Task brief
List each line of the data that holds the string "Intake".

═════ Given data

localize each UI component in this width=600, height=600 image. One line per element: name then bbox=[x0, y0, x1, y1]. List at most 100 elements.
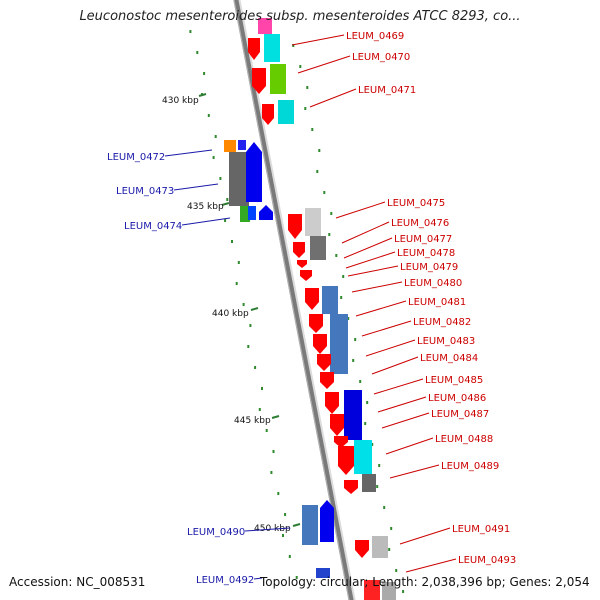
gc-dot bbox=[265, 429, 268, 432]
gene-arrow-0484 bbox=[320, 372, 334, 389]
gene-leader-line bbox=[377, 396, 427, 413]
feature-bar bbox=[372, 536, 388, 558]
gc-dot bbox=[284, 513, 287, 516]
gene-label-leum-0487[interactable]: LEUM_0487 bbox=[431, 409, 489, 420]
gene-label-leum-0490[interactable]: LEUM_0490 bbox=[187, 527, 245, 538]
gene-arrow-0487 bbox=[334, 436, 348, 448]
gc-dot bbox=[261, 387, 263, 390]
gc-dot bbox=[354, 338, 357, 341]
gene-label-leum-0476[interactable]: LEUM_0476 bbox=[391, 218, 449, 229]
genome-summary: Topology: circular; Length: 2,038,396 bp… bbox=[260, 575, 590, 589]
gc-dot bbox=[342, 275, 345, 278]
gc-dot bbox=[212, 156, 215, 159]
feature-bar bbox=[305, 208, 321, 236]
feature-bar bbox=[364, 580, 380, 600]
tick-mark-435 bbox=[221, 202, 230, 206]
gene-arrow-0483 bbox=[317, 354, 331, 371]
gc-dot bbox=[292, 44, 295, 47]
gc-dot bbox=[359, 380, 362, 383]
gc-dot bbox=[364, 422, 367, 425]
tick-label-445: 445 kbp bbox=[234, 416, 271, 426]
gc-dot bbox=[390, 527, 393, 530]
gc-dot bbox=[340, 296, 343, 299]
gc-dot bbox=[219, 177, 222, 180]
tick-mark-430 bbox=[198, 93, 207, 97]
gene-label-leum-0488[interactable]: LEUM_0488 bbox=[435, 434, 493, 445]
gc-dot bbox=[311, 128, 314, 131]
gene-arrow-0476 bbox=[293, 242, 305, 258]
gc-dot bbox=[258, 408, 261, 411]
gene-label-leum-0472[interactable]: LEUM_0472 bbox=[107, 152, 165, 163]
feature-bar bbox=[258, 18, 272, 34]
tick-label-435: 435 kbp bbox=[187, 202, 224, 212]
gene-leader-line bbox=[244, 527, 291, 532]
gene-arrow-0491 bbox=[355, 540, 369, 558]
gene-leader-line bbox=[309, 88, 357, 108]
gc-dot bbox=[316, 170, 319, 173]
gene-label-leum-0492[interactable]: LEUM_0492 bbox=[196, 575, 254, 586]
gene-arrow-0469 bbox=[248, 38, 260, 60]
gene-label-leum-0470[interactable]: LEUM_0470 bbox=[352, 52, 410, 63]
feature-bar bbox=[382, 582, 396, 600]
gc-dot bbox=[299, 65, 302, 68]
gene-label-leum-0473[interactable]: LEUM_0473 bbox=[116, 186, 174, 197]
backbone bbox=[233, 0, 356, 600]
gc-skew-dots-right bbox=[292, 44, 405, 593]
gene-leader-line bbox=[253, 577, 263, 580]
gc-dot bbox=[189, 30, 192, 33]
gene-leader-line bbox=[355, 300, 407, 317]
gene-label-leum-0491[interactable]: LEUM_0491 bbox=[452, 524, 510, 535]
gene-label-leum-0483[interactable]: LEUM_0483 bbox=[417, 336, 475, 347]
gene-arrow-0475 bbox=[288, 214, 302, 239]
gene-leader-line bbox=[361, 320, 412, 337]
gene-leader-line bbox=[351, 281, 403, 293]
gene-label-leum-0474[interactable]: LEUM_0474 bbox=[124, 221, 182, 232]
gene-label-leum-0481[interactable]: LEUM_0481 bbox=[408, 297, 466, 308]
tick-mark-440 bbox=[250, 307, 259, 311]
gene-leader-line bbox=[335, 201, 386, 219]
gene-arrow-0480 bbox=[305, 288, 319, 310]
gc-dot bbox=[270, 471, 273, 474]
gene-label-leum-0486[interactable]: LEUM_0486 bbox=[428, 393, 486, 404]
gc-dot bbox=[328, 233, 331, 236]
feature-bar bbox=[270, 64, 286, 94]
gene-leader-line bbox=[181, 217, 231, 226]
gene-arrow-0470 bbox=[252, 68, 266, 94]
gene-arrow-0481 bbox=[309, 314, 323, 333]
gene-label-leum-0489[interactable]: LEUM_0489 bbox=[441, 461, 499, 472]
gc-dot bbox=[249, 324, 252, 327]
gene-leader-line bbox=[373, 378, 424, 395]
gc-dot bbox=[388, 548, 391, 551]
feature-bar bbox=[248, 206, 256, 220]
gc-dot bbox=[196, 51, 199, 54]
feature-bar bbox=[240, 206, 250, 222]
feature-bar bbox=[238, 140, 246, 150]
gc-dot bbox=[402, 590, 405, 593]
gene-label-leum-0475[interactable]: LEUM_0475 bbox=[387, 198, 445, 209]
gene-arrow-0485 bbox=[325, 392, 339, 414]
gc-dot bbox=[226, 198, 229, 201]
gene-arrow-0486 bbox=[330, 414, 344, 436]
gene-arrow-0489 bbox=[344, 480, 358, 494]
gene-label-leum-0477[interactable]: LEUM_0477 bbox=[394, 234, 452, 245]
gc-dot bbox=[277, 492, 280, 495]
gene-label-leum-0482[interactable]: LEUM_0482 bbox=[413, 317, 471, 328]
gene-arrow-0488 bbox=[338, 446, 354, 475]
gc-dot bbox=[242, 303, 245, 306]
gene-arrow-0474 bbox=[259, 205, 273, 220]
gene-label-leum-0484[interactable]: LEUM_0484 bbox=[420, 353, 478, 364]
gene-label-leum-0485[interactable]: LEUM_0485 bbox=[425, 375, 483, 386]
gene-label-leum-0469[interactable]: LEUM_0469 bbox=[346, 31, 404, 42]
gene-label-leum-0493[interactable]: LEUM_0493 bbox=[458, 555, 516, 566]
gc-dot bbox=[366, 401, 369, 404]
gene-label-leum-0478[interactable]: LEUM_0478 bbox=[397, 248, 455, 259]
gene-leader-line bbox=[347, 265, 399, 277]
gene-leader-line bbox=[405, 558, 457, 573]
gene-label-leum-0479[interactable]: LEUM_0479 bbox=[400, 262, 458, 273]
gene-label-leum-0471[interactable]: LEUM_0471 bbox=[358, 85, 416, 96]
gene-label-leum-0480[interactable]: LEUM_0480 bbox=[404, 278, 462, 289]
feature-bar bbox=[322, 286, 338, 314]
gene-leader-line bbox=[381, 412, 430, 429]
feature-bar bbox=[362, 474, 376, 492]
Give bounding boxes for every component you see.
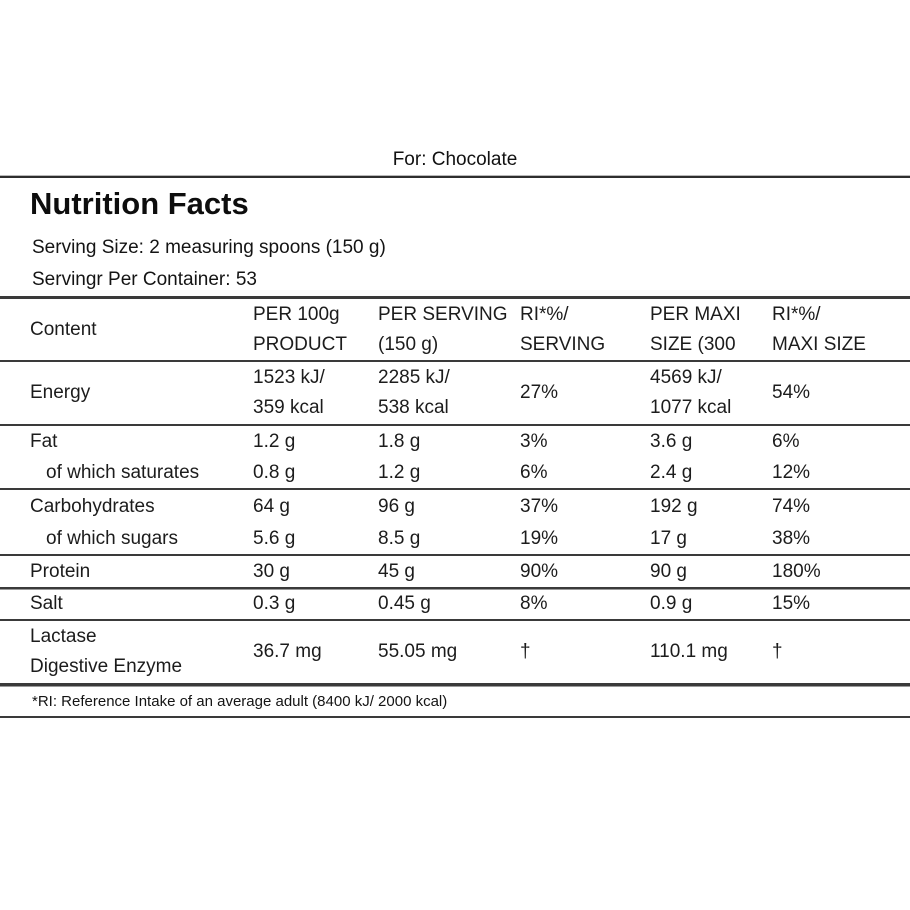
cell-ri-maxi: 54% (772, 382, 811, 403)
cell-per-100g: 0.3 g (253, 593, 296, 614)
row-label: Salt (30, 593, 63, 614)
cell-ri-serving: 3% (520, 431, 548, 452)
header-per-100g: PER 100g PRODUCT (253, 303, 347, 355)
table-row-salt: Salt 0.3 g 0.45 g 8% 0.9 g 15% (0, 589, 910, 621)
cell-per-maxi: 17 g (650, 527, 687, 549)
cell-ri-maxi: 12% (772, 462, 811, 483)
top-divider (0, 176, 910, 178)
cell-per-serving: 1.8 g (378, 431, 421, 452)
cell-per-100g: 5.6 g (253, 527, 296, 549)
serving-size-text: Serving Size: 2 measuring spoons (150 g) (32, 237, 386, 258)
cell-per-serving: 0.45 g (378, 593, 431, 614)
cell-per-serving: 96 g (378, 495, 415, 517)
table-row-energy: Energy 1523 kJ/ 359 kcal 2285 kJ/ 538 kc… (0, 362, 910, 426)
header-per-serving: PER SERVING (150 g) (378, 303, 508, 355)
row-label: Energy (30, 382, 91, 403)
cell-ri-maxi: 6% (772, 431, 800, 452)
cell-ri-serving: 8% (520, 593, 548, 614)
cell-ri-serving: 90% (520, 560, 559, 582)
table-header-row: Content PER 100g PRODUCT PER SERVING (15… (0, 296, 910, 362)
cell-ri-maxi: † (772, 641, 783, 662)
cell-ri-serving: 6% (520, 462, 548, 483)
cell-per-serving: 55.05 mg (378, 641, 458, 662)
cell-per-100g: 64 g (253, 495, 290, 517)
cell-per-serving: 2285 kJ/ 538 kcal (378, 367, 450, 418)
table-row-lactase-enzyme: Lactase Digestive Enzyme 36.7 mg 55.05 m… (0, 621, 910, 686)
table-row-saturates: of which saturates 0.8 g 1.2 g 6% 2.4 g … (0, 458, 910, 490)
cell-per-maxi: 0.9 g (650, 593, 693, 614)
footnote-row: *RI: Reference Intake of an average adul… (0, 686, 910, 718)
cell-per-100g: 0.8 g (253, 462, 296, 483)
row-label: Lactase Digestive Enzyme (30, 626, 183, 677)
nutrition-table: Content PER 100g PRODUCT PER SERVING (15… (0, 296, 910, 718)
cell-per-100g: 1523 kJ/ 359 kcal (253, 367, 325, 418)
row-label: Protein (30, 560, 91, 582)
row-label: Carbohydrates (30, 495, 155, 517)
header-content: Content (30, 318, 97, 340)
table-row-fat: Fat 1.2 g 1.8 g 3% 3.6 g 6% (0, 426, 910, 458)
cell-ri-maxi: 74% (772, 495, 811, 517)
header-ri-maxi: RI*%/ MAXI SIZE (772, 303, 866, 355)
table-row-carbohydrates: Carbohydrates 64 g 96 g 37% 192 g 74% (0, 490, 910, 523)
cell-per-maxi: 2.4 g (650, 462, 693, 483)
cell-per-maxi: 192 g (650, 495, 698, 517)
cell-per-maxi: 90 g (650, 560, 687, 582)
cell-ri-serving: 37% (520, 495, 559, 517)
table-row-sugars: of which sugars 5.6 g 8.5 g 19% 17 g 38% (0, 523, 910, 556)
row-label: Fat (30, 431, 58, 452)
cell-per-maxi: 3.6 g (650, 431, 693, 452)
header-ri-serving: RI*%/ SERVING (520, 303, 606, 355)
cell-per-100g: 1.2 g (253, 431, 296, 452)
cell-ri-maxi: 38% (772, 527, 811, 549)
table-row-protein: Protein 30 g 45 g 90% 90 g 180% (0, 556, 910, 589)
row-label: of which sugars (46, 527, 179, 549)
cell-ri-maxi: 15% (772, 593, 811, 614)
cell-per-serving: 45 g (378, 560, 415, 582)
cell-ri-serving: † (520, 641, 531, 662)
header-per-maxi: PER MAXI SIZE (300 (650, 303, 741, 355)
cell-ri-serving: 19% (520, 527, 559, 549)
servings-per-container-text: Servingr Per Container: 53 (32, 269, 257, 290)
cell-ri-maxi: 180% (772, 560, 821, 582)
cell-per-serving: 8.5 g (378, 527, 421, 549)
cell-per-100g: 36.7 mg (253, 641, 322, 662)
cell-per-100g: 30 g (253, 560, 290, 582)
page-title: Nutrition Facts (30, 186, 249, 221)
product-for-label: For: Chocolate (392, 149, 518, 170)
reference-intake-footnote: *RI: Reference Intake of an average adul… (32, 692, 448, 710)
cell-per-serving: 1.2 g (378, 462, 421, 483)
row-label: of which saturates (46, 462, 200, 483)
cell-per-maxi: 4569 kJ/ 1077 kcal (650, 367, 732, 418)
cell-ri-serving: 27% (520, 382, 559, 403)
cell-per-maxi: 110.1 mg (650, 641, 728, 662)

══════════

Answer section
footnote-row: *RI: Reference Intake of an average adul… (0, 686, 910, 718)
reference-intake-footnote: *RI: Reference Intake of an average adul… (32, 692, 448, 710)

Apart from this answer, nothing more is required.